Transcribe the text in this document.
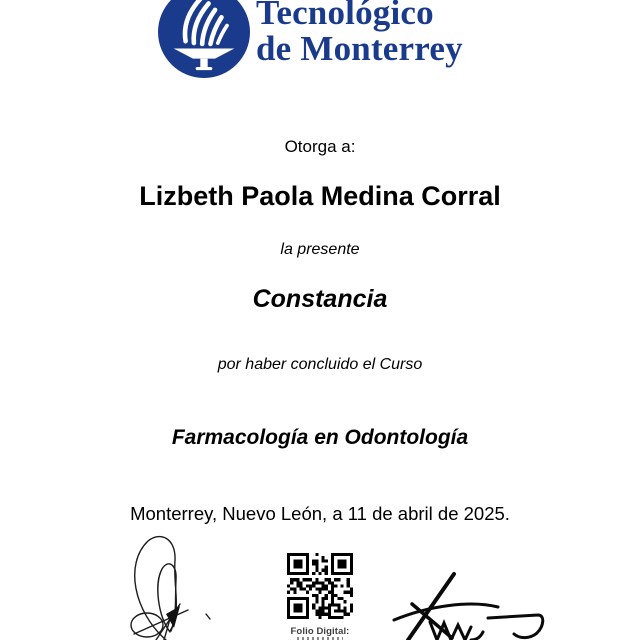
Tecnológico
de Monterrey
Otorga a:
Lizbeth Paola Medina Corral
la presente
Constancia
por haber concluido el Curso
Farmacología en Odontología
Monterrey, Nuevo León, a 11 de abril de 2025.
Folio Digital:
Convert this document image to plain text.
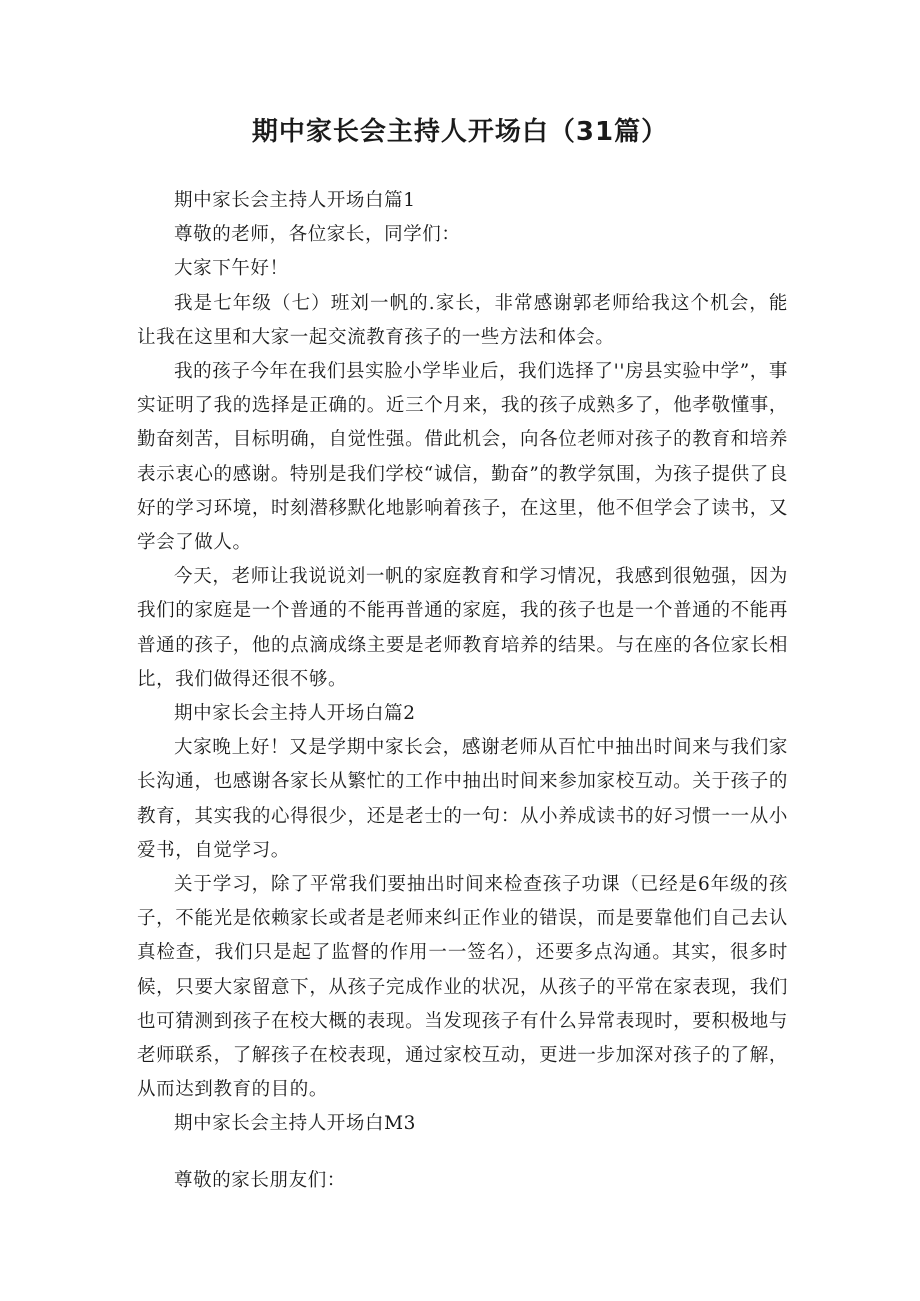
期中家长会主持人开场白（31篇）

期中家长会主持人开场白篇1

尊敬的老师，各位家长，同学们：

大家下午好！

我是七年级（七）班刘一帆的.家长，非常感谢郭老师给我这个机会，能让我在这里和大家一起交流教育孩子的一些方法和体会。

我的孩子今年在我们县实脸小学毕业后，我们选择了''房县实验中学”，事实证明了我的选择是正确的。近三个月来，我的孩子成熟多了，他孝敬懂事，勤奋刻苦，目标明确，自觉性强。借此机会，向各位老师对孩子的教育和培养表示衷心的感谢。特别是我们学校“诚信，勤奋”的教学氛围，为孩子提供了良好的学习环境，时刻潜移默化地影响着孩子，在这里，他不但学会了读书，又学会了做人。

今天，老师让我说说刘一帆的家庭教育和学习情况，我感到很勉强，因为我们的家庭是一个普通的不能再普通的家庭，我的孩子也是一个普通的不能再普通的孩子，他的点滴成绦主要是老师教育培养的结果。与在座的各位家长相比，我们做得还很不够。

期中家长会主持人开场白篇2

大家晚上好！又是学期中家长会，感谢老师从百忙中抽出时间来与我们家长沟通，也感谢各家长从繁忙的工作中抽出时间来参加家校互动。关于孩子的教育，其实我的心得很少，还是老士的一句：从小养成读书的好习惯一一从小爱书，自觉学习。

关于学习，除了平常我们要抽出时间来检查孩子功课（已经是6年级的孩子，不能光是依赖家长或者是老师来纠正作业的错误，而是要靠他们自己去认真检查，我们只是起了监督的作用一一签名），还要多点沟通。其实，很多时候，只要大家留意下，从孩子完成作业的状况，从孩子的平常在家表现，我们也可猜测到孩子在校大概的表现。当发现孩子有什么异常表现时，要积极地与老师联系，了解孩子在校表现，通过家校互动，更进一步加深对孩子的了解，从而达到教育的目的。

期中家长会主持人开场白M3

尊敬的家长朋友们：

^^^^

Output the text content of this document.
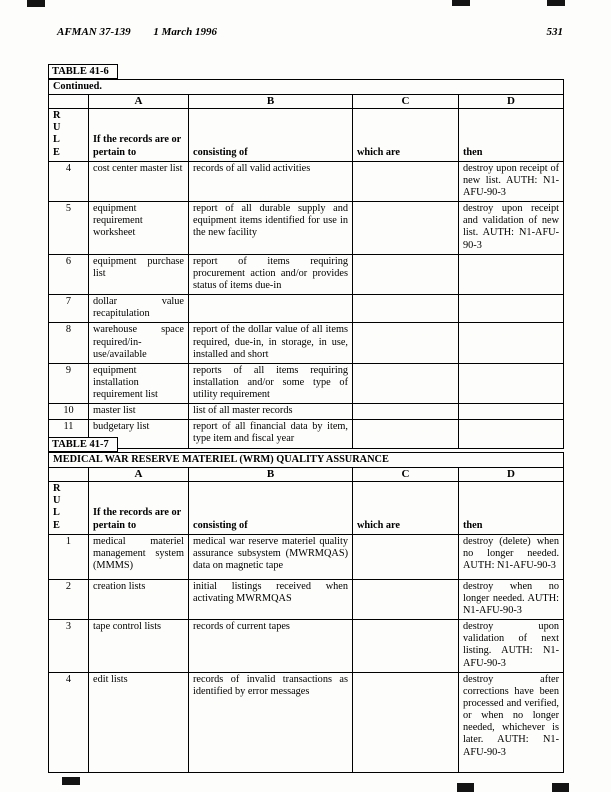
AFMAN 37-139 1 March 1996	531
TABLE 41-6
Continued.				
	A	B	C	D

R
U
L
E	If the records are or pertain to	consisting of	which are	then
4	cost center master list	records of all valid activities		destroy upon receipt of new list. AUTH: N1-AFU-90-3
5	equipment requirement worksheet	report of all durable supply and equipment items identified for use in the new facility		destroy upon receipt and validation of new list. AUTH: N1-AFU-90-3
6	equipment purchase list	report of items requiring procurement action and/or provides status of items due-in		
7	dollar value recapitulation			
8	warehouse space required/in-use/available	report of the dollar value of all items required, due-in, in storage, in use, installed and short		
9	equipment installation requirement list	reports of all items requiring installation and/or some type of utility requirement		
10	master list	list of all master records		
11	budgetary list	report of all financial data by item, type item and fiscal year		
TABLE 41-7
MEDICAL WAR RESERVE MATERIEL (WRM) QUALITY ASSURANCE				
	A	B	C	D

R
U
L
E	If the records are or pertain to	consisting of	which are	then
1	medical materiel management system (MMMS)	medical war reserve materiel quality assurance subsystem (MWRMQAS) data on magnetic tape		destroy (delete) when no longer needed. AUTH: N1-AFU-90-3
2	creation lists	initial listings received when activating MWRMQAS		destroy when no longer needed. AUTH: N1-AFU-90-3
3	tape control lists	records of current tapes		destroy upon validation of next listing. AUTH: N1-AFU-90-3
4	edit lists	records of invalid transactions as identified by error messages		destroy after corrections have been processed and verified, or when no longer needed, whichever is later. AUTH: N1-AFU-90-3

^^^^

» Written exercise
Gather each line in these records that contains the string "document".

» Solution to this exercise
Transcribe the text in this document.
Convert this document image to plain text.
Output the text content of this document.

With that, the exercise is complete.